## What the exercise asks
Note how many lines contain "Warrant" and give that number, with nothing else.

## Task inputs
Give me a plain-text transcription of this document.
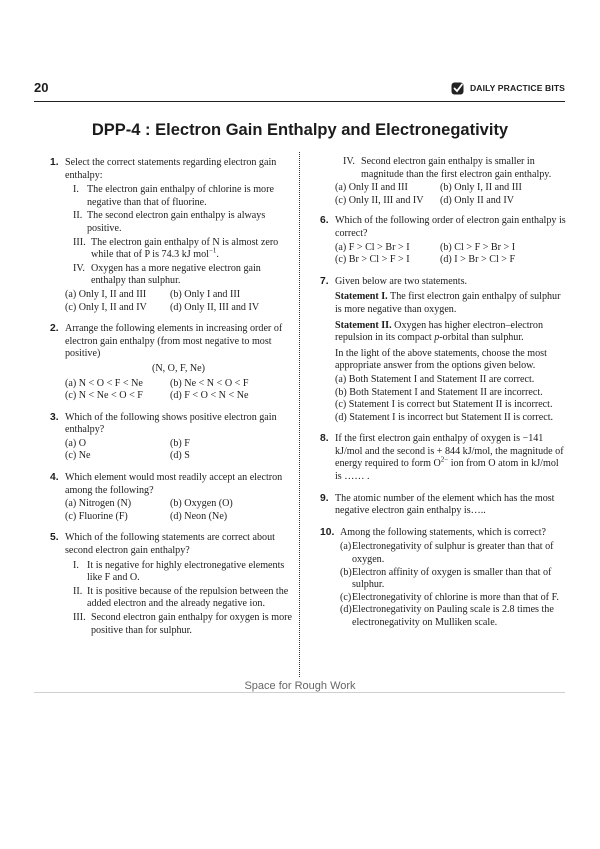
20	DAILY PRACTICE BITS
DPP-4 : Electron Gain Enthalpy and Electronegativity
1. Select the correct statements regarding electron gain enthalpy:
I. The electron gain enthalpy of chlorine is more negative than that of fluorine.
II. The second electron gain enthalpy is always positive.
III. The electron gain enthalpy of N is almost zero while that of P is 74.3 kJ mol$^{-1}$.
IV. Oxygen has a more negative electron gain enthalpy than sulphur.
(a) Only I, II and III	(b) Only I and III
(c) Only I, II and IV	(d) Only II, III and IV
2. Arrange the following elements in increasing order of electron gain enthalpy (from most negative to most positive)
(N, O, F, Ne)
(a) N < O < F < Ne	(b) Ne < N < O < F
(c) N < Ne < O < F	(d) F < O < N < Ne
3. Which of the following shows positive electron gain enthalpy?
(a) O	(b) F
(c) Ne	(d) S
4. Which element would most readily accept an electron among the following?
(a) Nitrogen (N)	(b) Oxygen (O)
(c) Fluorine (F)	(d) Neon (Ne)
5. Which of the following statements are correct about second electron gain enthalpy?
I. It is negative for highly electronegative elements like F and O.
II. It is positive because of the repulsion between the added electron and the already negative ion.
III. Second electron gain enthalpy for oxygen is more positive than for sulphur.
IV. Second electron gain enthalpy is smaller in magnitude than the first electron gain enthalpy.
(a) Only II and III	(b) Only I, II and III
(c) Only II, III and IV	(d) Only II and IV
6. Which of the following order of electron gain enthalpy is correct?
(a) F > Cl > Br > I	(b) Cl > F > Br > I
(c) Br > Cl > F > I	(d) I > Br > Cl > F
7. Given below are two statements.
Statement I. The first electron gain enthalpy of sulphur is more negative than oxygen.
Statement II. Oxygen has higher electron–electron repulsion in its compact p-orbital than sulphur.
In the light of the above statements, choose the most appropriate answer from the options given below.
(a) Both Statement I and Statement II are correct.
(b) Both Statement I and Statement II are incorrect.
(c) Statement I is correct but Statement II is incorrect.
(d) Statement I is incorrect but Statement II is correct.
8. If the first electron gain enthalpy of oxygen is −141 kJ/mol and the second is + 844 kJ/mol, the magnitude of energy required to form $O^{2-}$ ion from O atom in kJ/mol is …… .
9. The atomic number of the element which has the most negative electron gain enthalpy is…..
10. Among the following statements, which is correct?
(a) Electronegativity of sulphur is greater than that of oxygen.
(b) Electron affinity of oxygen is smaller than that of sulphur.
(c) Electronegativity of chlorine is more than that of F.
(d) Electronegativity on Pauling scale is 2.8 times the electronegativity on Mulliken scale.
Space for Rough Work
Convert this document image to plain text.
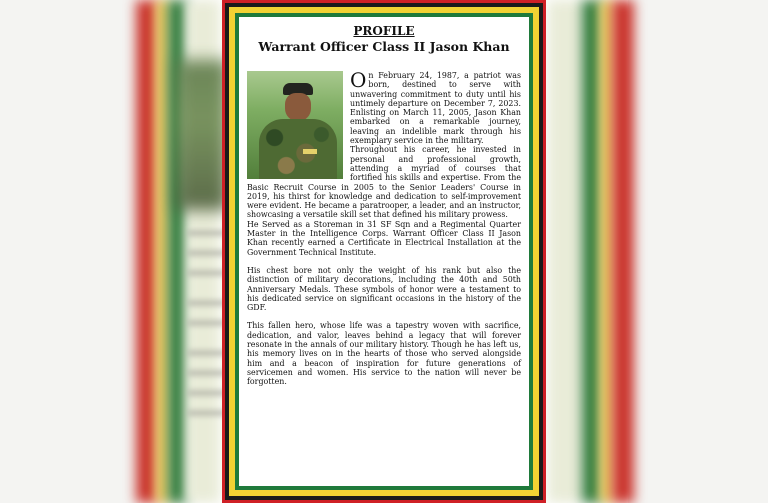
PROFILE
Warrant Officer Class II Jason Khan

On February 24, 1987, a patriot was born, destined to serve with unwavering commitment to duty until his untimely departure on December 7, 2023. Enlisting on March 11, 2005, Jason Khan embarked on a remarkable journey, leaving an indelible mark through his exemplary service in the military.

Throughout his career, he invested in personal and professional growth, attending a myriad of courses that fortified his skills and expertise. From the Basic Recruit Course in 2005 to the Senior Leaders' Course in 2019, his thirst for knowledge and dedication to self-improvement were evident. He became a paratrooper, a leader, and an instructor, showcasing a versatile skill set that defined his military prowess.

He Served as a Storeman in 31 SF Sqn and a Regimental Quarter Master in the Intelligence Corps. Warrant Officer Class II Jason Khan recently earned a Certificate in Electrical Installation at the Government Technical Institute.

His chest bore not only the weight of his rank but also the distinction of military decorations, including the 40th and 50th Anniversary Medals. These symbols of honor were a testament to his dedicated service on significant occasions in the history of the GDF.

This fallen hero, whose life was a tapestry woven with sacrifice, dedication, and valor, leaves behind a legacy that will forever resonate in the annals of our military history. Though he has left us, his memory lives on in the hearts of those who served alongside him and a beacon of inspiration for future generations of servicemen and women. His service to the nation will never be forgotten.
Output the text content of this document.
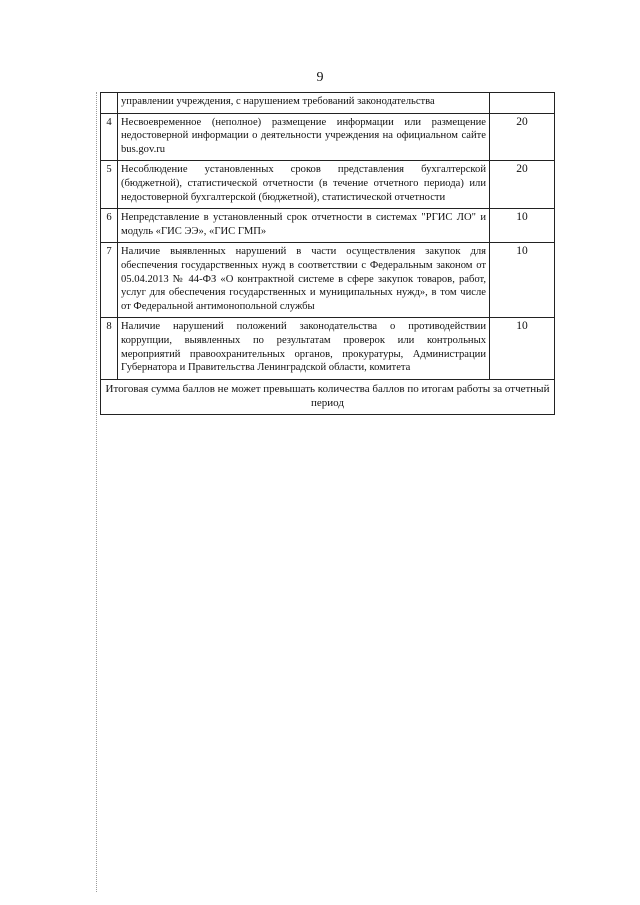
9
	управлении учреждения, с нарушением требований законодательства	
4	Несвоевременное (неполное) размещение информации или размещение недостоверной информации о деятельности учреждения на официальном сайте bus.gov.ru	20
5	Несоблюдение установленных сроков представления бухгалтерской (бюджетной), статистической отчетности (в течение отчетного периода) или недостоверной бухгалтерской (бюджетной), статистической отчетности	20
6	Непредставление в установленный срок отчетности в системах "РГИС ЛО" и модуль «ГИС ЭЭ», «ГИС ГМП»	10
7	Наличие выявленных нарушений в части осуществления закупок для обеспечения государственных нужд в соответствии с Федеральным законом от 05.04.2013 № 44-ФЗ «О контрактной системе в сфере закупок товаров, работ, услуг для обеспечения государственных и муниципальных нужд», в том числе от Федеральной антимонопольной службы	10
8	Наличие нарушений положений законодательства о противодействии коррупции, выявленных по результатам проверок или контрольных мероприятий правоохранительных органов, прокуратуры, Администрации Губернатора и Правительства Ленинградской области, комитета	10
Итоговая сумма баллов не может превышать количества баллов по итогам работы за отчетный период		
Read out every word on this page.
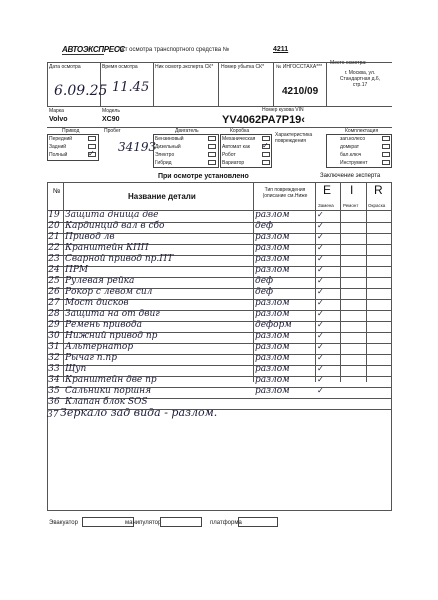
АВТОЭКСПРЕСС
Акт осмотра транспортного средства №	4211
Дата осмотра
6.09.25
Время осмотра
11.45
Ник осмотр.эксперта СК* Номер убытка СК* № ИНГОССТАХА***
4210/09
Место осмотра:
г. Москва, ул. Стандартная д.6, стр.17
Марка
Volvo
Модель
XC90
Номер кузова VIN
YV4062PA7P19‹
Привод	Пробег	Двигатель	Коробка
Характеристика повреждения
Комплектация
Передний
Задний
Полный	✓ 34193
Бензиновый
Дизельный
Электро
Гибрид
Механическая
Автомат как
Робот
Вариатор
✓
зап.колесо
домкрат
бал.ключ
Инструмент
При осмотре установлено	Заключение эксперта
№
Название детали
Тип повреждения (описание см.Ниже	E I R
Замена Ремонт Окраска
19 Защита днища две	разлом	✓
20 Кардинцид вал в сбо	деф	✓
21 Привод лв	разлом	✓
22 Кранштейн КПП	разлом	✓
23 Сварной привод пр.ПТ	разлом	✓
24 ПРМ	разлом	✓
25 Рулевая рейка	деф	✓
26 Рокор с левом сил	деф	✓
27 Мост дисков	разлом	✓
28 Защита на от двиг	разлом	✓
29 Ремень привода	деформ	✓
30 Нижний привод пр	разлом	✓
31 Альтернатор	разлом	✓
32 Рычаг п.пр	разлом	✓
33 Щуп	разлом	✓
34 Кранштейн две пр	разлом	✓
35 Сальники поршня	разлом	✓
36 Клапан блок SOS
37 Зеркало зад вида - разлом.
Эвакуатор	манипулятор	платформа
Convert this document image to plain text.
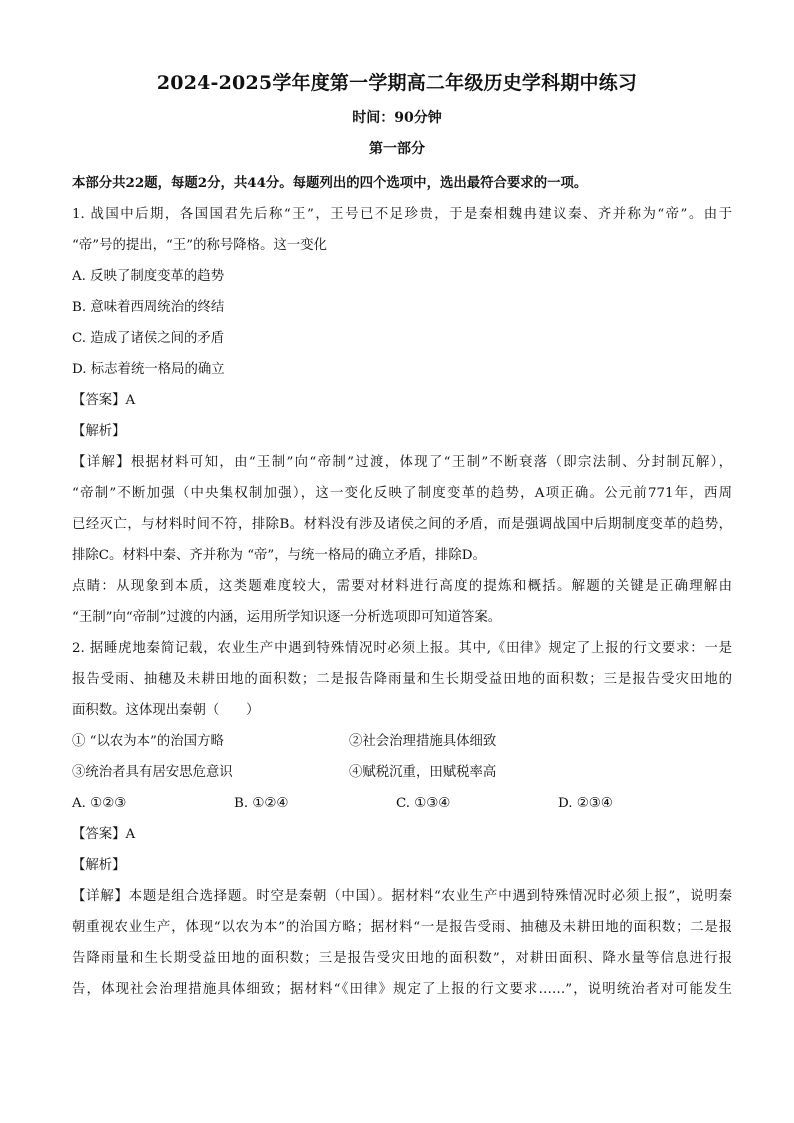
2024-2025学年度第一学期高二年级历史学科期中练习
时间：90分钟
第一部分
本部分共22题，每题2分，共44分。每题列出的四个选项中，选出最符合要求的一项。
1. 战国中后期，各国国君先后称“王”，王号已不足珍贵，于是秦相魏冉建议秦、齐并称为“帝”。由于
“帝”号的提出，“王”的称号降格。这一变化
A. 反映了制度变革的趋势
B. 意味着西周统治的终结
C. 造成了诸侯之间的矛盾
D. 标志着统一格局的确立
【答案】A
【解析】
【详解】根据材料可知，由“王制”向“帝制”过渡，体现了“王制”不断衰落（即宗法制、分封制瓦解），
“帝制”不断加强（中央集权制加强），这一变化反映了制度变革的趋势，A项正确。公元前771年，西周
已经灭亡，与材料时间不符，排除B。材料没有涉及诸侯之间的矛盾，而是强调战国中后期制度变革的趋势，
排除C。材料中秦、齐并称为 “帝”，与统一格局的确立矛盾，排除D。
点睛：从现象到本质，这类题难度较大，需要对材料进行高度的提炼和概括。解题的关键是正确理解由
“王制”向“帝制”过渡的内涵，运用所学知识逐一分析选项即可知道答案。
2. 据睡虎地秦简记载，农业生产中遇到特殊情况时必须上报。其中,《田律》规定了上报的行文要求：一是
报告受雨、抽穗及未耕田地的面积数；二是报告降雨量和生长期受益田地的面积数；三是报告受灾田地的
面积数。这体现出秦朝（　　）
① “以农为本”的治国方略	②社会治理措施具体细致
③统治者具有居安思危意识	④赋税沉重，田赋税率高
A. ①②③	B. ①②④	C. ①③④	D. ②③④
【答案】A
【解析】
【详解】本题是组合选择题。时空是秦朝（中国）。据材料“农业生产中遇到特殊情况时必须上报”，说明秦
朝重视农业生产，体现“以农为本”的治国方略；据材料“一是报告受雨、抽穗及未耕田地的面积数；二是报
告降雨量和生长期受益田地的面积数；三是报告受灾田地的面积数”，对耕田面积、降水量等信息进行报
告，体现社会治理措施具体细致；据材料“《田律》规定了上报的行文要求……”，说明统治者对可能发生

## The answer
2